### Task brief
Write out each record below exactly as it appears, with no pictures.

Stored records:
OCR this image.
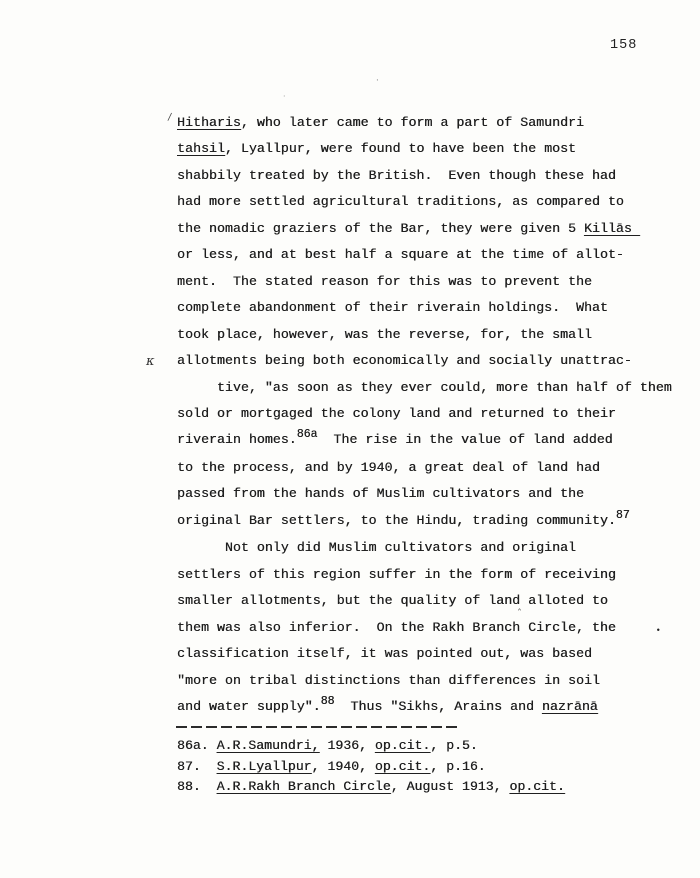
158
Hitharis, who later came to form a part of Samundri
tahsil, Lyallpur, were found to have been the most
shabbily treated by the British.  Even though these had
had more settled agricultural traditions, as compared to
the nomadic graziers of the Bar, they were given 5 Killās
or less, and at best half a square at the time of allot-
ment.  The stated reason for this was to prevent the
complete abandonment of their riverain holdings.  What
took place, however, was the reverse, for, the small
allotments being both economically and socially unattrac-
tive, "as soon as they ever could, more than half of them
sold or mortgaged the colony land and returned to their
riverain homes.86a  The rise in the value of land added
to the process, and by 1940, a great deal of land had
passed from the hands of Muslim cultivators and the
original Bar settlers, to the Hindu, trading community.87
Not only did Muslim cultivators and original
settlers of this region suffer in the form of receiving
smaller allotments, but the quality of land alloted to
them was also inferior.  On the Rakh Branch Circle, the
classification itself, it was pointed out, was based
"more on tribal distinctions than differences in soil
and water supply".88  Thus "Sikhs, Arains and nazrānā
86a. A.R.Samundri, 1936, op.cit., p.5.
87.  S.R.Lyallpur, 1940, op.cit., p.16.
88.  A.R.Rakh Branch Circle, August 1913, op.cit.
∕
κ
ˆ
.
·
·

### Output for this task
OCR this image.
158
Hitharis, who later came to form a part of Samundri
tahsil, Lyallpur, were found to have been the most
shabbily treated by the British.  Even though these had
had more settled agricultural traditions, as compared to
the nomadic graziers of the Bar, they were given 5 Killās
or less, and at best half a square at the time of allot-
ment.  The stated reason for this was to prevent the
complete abandonment of their riverain holdings.  What
took place, however, was the reverse, for, the small
allotments being both economically and socially unattrac-
tive, "as soon as they ever could, more than half of them
sold or mortgaged the colony land and returned to their
riverain homes.86a  The rise in the value of land added
to the process, and by 1940, a great deal of land had
passed from the hands of Muslim cultivators and the
original Bar settlers, to the Hindu, trading community.87
Not only did Muslim cultivators and original
settlers of this region suffer in the form of receiving
smaller allotments, but the quality of land alloted to
them was also inferior.  On the Rakh Branch Circle, the
classification itself, it was pointed out, was based
"more on tribal distinctions than differences in soil
and water supply".88  Thus "Sikhs, Arains and nazrānā
86a. A.R.Samundri, 1936, op.cit., p.5.
87.  S.R.Lyallpur, 1940, op.cit., p.16.
88.  A.R.Rakh Branch Circle, August 1913, op.cit.
∕
κ
ˆ
.
·
·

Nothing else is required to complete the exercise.